Please return every line of the records that contains the word "escritorio".

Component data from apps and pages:
◆ ◆ ◆
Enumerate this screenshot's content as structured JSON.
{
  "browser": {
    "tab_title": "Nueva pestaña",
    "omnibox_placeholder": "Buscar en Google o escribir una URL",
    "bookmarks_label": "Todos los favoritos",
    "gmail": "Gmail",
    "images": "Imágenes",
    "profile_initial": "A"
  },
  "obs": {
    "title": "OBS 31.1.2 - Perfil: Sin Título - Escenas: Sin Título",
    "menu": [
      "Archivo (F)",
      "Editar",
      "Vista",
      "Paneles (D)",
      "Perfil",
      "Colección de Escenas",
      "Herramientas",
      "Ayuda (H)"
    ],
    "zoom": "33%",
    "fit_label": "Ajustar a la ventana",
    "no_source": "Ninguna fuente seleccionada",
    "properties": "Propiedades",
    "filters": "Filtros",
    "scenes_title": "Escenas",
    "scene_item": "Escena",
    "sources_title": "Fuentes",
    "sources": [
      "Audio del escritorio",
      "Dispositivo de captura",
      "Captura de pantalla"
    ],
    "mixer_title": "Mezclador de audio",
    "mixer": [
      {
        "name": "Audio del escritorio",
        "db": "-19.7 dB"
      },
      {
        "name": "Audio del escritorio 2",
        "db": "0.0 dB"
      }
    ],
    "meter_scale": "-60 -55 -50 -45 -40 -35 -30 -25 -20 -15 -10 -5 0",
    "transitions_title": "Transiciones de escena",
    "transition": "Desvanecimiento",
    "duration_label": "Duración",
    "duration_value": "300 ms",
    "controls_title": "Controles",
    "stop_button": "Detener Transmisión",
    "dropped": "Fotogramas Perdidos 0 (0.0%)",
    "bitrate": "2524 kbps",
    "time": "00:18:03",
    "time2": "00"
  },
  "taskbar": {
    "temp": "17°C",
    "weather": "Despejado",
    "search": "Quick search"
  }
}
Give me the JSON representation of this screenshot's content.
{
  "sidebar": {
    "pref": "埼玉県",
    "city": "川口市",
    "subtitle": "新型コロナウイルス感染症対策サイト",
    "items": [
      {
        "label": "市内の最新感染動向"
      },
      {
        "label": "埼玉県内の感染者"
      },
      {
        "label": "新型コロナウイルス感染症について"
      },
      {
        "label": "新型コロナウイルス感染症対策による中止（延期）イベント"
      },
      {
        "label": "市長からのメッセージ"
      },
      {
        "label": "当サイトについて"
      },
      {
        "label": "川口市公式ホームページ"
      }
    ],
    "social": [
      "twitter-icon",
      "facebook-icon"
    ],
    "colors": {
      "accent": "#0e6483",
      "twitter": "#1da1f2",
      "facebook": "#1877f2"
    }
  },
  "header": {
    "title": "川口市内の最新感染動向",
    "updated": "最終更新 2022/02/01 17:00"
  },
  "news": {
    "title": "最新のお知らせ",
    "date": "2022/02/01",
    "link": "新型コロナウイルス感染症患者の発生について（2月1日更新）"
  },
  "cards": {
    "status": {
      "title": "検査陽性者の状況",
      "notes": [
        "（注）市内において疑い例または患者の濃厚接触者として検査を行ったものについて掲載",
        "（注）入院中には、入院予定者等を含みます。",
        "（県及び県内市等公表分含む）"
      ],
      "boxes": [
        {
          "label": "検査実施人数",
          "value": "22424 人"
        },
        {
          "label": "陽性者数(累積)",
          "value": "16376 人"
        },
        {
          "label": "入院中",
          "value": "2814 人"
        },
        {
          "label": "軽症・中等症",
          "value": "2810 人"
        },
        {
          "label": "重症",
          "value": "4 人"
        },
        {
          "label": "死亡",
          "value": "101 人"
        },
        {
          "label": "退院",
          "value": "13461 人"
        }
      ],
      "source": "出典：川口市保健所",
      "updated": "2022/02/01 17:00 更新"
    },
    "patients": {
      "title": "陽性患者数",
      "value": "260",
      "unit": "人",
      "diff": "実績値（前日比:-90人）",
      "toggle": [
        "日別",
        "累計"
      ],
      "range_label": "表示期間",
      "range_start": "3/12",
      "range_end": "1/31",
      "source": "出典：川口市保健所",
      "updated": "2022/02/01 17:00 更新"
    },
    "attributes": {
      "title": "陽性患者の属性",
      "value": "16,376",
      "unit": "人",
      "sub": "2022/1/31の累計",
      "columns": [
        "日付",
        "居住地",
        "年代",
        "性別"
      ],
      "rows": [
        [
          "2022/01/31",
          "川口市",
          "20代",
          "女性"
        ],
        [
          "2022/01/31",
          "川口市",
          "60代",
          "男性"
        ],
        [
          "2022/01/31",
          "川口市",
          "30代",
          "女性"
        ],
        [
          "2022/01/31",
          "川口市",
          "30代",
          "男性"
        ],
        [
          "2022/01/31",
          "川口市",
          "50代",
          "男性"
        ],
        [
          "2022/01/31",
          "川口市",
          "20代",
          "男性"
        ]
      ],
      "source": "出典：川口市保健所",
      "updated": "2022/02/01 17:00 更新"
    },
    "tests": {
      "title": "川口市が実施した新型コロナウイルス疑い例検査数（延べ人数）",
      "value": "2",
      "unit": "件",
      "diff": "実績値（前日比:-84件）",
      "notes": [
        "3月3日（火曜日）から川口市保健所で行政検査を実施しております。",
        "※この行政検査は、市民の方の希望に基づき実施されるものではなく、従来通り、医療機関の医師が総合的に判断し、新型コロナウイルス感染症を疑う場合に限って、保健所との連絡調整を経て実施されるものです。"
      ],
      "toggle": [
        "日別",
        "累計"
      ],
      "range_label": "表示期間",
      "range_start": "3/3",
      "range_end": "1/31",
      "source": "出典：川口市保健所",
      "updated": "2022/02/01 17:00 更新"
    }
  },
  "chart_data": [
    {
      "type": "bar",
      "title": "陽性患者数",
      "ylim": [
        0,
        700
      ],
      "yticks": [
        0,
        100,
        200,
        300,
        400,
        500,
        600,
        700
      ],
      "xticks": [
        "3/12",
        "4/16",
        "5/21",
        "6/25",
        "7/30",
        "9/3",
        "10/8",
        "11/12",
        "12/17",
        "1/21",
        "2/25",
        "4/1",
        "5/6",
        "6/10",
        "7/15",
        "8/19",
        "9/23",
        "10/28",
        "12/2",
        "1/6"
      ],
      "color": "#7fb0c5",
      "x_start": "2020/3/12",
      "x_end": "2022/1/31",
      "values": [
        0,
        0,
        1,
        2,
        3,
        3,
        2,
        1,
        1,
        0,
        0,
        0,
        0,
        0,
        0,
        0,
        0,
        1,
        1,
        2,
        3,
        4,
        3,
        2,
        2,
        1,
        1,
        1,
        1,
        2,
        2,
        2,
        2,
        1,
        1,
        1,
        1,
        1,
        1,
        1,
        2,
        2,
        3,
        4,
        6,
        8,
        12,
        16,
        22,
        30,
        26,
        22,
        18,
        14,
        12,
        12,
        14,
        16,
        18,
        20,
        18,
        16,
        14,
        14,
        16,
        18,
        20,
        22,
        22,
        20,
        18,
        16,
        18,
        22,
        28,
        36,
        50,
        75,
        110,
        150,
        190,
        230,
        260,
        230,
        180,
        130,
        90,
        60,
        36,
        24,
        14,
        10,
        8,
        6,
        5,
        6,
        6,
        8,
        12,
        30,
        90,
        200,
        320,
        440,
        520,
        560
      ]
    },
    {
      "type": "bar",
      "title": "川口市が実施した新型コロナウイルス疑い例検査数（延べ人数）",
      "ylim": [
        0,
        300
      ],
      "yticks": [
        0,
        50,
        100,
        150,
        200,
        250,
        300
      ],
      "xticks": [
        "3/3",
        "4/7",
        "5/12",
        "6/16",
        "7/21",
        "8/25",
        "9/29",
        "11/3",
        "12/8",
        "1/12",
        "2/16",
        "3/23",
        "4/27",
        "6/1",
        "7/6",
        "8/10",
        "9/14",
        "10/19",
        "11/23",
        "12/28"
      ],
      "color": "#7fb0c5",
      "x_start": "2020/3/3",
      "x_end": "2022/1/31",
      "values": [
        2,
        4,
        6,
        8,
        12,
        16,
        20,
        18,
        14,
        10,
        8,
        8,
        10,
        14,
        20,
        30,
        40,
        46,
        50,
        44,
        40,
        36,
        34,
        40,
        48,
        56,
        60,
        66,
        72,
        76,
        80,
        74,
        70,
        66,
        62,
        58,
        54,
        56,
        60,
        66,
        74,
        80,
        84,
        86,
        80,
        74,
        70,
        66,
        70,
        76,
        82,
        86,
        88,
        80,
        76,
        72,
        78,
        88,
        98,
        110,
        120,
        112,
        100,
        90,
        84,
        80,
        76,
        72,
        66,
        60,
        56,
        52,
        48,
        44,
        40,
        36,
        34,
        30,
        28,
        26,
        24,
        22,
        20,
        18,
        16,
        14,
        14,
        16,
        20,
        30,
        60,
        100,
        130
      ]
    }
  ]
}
◆ ◆ ◆
The answer>
      "Audio del escritorio",
        "name": "Audio del escritorio",
        "name": "Audio del escritorio 2",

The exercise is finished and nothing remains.